All of the material below is to be restated word for word, apart from the pictures.

----

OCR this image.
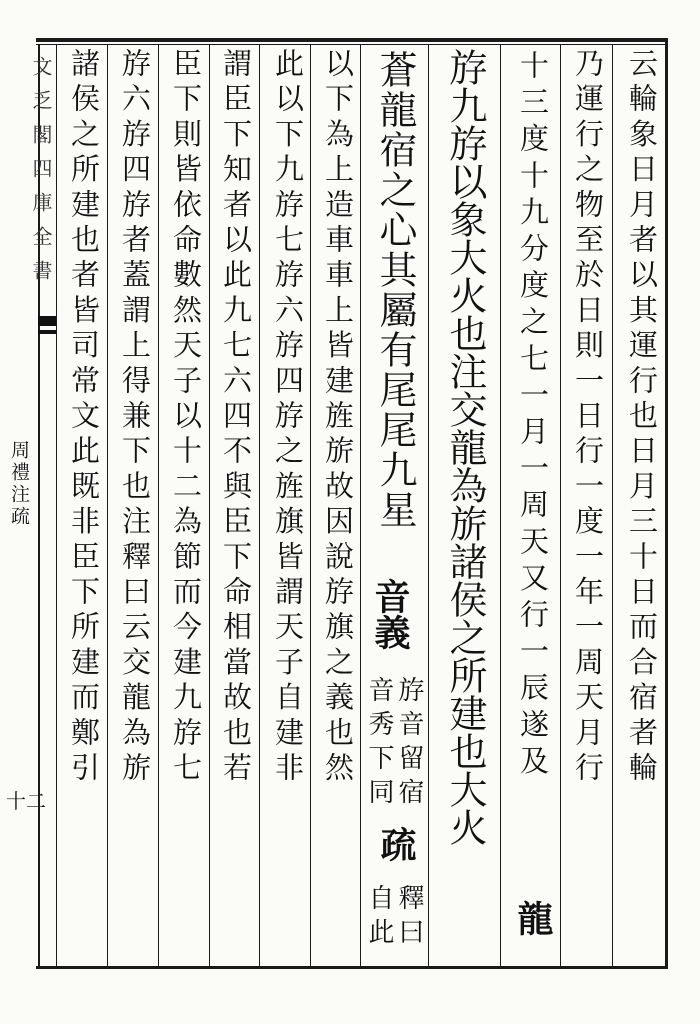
文乏閣四庫全書
周禮注疏
十二
云輪象日月者以其運行也日月三十日而合宿者輪
乃運行之物至於日則一日行一度一年一周天月行
十三度十九分度之七一月一周天又行一辰遂及
龍
斿九斿以象大火也注交龍為旂諸侯之所建也大火
蒼龍宿之心其屬有尾尾九星
音義
斿音留宿
音秀下同
疏
釋曰
自此
以下為上造車車上皆建旌旂故因說斿旗之義也然
此以下九斿七斿六斿四斿之旌旗皆謂天子自建非
謂臣下知者以此九七六四不與臣下命相當故也若
臣下則皆依命數然天子以十二為節而今建九斿七
斿六斿四斿者蓋謂上得兼下也注釋曰云交龍為旂
諸侯之所建也者皆司常文此既非臣下所建而鄭引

----

**FINAL RESULT:**
OCR this image.
文乏閣四庫全書
周禮注疏
十二
云輪象日月者以其運行也日月三十日而合宿者輪
乃運行之物至於日則一日行一度一年一周天月行
十三度十九分度之七一月一周天又行一辰遂及
龍
斿九斿以象大火也注交龍為旂諸侯之所建也大火
蒼龍宿之心其屬有尾尾九星
音義
斿音留宿
音秀下同
疏
釋曰
自此
以下為上造車車上皆建旌旂故因說斿旗之義也然
此以下九斿七斿六斿四斿之旌旗皆謂天子自建非
謂臣下知者以此九七六四不與臣下命相當故也若
臣下則皆依命數然天子以十二為節而今建九斿七
斿六斿四斿者蓋謂上得兼下也注釋曰云交龍為旂
諸侯之所建也者皆司常文此既非臣下所建而鄭引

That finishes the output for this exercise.